Stated goal:
Extract all lines in the data that contain the word "fire".

Dataset entries:
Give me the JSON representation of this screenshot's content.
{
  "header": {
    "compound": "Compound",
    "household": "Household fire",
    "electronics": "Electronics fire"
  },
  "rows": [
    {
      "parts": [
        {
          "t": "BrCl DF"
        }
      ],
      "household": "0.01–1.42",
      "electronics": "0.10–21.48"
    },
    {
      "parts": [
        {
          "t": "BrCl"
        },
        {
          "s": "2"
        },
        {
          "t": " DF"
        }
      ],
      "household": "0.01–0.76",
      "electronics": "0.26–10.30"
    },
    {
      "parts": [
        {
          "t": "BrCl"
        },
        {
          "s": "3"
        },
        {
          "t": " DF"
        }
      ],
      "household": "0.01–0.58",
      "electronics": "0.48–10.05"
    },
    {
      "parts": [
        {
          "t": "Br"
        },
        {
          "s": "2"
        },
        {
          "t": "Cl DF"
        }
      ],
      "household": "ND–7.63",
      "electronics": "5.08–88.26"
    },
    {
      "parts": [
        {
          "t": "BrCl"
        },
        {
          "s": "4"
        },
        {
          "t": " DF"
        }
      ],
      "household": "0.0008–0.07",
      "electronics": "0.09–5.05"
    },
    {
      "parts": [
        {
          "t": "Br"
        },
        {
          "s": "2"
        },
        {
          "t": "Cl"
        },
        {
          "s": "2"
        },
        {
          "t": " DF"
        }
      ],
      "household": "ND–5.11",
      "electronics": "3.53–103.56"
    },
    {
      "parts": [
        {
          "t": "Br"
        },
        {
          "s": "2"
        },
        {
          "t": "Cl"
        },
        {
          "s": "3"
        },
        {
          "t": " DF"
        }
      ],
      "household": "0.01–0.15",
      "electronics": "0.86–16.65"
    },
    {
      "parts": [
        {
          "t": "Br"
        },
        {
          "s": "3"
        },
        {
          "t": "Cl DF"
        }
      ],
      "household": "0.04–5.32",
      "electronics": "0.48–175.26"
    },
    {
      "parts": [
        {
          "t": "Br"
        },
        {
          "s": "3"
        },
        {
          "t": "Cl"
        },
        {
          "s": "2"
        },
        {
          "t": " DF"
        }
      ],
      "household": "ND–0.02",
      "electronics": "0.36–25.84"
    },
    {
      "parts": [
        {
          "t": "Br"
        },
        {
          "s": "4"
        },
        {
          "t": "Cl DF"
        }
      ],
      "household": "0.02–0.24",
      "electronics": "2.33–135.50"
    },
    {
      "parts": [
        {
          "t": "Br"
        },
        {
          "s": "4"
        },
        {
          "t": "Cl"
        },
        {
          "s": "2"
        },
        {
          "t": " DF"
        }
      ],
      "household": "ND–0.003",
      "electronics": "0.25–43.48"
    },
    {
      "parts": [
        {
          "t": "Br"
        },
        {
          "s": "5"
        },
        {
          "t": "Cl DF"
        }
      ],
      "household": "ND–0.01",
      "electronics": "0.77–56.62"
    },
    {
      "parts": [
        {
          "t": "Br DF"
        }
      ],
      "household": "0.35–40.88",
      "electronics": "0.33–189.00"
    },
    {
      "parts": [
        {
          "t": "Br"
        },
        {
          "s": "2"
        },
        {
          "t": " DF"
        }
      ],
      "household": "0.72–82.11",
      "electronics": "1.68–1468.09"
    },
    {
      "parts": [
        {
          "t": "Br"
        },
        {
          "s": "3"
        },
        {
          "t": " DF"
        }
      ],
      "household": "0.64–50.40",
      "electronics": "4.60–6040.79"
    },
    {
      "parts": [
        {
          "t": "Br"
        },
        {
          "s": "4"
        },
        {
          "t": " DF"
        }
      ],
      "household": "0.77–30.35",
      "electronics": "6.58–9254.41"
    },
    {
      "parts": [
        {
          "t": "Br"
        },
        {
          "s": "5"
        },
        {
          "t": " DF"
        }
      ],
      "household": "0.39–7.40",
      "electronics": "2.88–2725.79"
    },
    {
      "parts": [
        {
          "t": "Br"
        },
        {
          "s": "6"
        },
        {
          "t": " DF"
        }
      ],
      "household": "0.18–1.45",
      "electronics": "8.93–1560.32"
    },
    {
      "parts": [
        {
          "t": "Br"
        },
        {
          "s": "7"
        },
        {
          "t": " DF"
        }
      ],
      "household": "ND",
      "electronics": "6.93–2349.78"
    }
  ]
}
--
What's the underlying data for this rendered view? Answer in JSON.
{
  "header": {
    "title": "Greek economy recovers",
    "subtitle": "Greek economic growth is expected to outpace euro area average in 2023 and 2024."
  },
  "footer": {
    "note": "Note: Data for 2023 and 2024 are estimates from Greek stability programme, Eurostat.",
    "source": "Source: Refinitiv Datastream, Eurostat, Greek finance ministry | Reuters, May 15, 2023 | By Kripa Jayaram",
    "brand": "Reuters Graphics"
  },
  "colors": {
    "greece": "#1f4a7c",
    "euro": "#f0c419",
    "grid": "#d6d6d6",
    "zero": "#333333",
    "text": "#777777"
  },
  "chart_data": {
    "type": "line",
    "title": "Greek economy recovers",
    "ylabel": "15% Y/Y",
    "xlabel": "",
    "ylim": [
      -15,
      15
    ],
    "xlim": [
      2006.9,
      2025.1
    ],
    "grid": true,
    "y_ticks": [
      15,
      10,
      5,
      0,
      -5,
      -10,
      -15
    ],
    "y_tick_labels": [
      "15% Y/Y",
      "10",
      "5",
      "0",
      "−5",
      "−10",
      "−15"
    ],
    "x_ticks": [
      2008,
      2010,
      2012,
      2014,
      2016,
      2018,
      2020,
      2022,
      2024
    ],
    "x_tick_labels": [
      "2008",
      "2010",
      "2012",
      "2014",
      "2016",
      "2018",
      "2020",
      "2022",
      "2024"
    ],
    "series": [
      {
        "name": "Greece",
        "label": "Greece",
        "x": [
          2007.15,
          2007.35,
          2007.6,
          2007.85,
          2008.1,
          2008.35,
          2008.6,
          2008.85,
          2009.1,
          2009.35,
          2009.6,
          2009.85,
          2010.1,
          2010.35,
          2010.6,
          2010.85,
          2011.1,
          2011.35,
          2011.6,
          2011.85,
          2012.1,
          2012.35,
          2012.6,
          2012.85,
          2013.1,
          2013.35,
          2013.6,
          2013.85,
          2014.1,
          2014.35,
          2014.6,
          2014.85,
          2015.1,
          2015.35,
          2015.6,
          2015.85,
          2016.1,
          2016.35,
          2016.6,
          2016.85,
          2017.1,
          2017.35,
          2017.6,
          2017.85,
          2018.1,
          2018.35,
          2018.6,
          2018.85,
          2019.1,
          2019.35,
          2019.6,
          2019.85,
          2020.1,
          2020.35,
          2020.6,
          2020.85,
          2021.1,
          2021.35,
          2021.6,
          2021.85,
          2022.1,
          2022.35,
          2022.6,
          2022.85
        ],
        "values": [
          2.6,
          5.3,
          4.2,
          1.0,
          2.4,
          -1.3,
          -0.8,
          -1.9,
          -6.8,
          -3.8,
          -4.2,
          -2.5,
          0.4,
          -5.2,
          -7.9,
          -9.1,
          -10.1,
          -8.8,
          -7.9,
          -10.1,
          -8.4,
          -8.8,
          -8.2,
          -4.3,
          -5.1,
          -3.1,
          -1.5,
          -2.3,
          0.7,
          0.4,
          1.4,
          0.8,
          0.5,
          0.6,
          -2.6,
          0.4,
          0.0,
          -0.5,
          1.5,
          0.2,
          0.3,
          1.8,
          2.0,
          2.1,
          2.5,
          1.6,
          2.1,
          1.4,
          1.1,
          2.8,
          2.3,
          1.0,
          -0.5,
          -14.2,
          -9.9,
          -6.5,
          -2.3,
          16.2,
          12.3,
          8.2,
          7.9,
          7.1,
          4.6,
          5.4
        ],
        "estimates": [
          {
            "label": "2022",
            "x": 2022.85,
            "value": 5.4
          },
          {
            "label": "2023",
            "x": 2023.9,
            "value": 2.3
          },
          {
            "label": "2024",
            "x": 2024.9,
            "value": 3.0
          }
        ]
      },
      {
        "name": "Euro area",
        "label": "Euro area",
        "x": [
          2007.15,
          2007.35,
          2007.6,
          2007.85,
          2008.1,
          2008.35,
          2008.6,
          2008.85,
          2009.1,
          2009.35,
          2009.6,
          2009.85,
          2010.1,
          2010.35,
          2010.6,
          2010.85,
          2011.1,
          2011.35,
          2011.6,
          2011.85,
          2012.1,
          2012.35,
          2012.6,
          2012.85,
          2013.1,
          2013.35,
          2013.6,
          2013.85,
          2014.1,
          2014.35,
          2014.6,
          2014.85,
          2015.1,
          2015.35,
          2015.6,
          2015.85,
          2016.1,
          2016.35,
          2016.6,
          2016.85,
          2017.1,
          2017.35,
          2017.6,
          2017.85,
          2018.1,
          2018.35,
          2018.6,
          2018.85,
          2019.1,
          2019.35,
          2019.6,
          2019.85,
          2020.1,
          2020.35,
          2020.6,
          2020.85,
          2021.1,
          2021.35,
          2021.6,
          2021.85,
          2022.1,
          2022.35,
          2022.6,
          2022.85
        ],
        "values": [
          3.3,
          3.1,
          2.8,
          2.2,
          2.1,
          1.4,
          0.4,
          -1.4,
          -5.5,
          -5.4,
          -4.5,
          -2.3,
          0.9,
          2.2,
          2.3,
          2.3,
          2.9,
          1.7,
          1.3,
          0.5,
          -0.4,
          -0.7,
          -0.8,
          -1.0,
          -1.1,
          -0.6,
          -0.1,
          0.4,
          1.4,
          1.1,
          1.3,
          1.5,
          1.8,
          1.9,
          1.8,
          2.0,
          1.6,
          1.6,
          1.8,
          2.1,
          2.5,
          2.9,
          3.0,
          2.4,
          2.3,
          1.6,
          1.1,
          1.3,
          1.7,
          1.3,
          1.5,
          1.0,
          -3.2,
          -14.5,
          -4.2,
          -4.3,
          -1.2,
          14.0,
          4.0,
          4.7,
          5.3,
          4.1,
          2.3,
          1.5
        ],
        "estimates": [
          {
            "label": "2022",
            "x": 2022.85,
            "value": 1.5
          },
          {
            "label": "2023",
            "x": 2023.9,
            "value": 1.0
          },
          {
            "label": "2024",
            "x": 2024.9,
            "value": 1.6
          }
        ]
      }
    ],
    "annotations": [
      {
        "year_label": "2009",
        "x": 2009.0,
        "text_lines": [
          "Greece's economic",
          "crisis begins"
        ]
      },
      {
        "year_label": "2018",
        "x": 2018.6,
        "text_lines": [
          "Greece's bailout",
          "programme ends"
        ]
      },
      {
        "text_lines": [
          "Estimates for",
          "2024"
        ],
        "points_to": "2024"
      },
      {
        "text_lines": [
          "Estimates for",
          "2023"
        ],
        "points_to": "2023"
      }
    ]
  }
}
* * *
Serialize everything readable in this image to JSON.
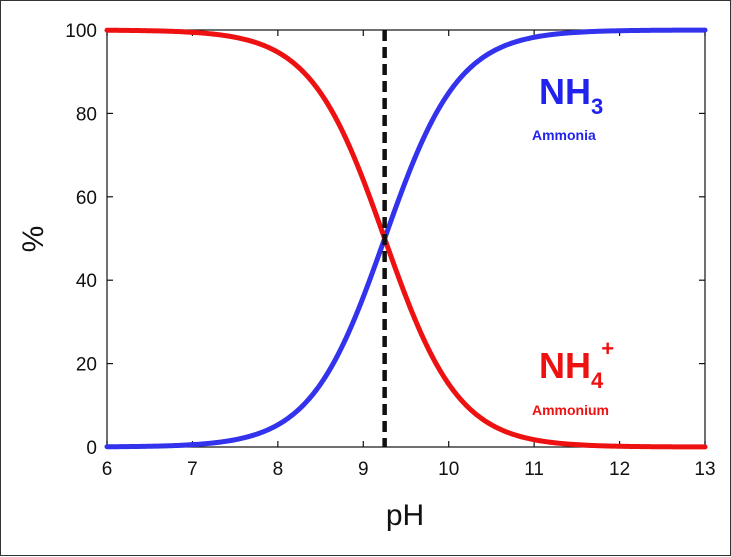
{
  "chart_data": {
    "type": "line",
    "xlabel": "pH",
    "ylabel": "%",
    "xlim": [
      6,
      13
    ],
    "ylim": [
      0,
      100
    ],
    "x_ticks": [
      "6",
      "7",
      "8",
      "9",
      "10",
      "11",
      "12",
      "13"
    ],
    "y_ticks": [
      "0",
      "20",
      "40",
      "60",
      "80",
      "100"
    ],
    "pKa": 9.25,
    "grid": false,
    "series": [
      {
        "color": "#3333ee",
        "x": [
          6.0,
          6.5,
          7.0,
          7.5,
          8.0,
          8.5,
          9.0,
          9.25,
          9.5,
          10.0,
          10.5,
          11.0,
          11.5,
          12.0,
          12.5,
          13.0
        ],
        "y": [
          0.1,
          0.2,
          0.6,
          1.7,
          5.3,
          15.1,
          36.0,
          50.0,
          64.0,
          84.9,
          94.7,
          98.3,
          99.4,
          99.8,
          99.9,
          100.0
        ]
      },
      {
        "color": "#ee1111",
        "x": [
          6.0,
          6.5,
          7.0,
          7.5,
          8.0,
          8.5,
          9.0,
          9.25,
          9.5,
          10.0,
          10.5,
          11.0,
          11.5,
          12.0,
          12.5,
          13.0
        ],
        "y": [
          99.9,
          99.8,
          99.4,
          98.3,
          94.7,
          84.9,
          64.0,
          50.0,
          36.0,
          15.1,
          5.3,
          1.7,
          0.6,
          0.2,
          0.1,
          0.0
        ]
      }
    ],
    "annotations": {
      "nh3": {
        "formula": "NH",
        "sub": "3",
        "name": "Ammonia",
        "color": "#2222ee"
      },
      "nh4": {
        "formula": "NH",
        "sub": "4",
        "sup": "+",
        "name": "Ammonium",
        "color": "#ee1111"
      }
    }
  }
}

The reply:
    "household": "Household fire",
    "electronics": "Electronics fire"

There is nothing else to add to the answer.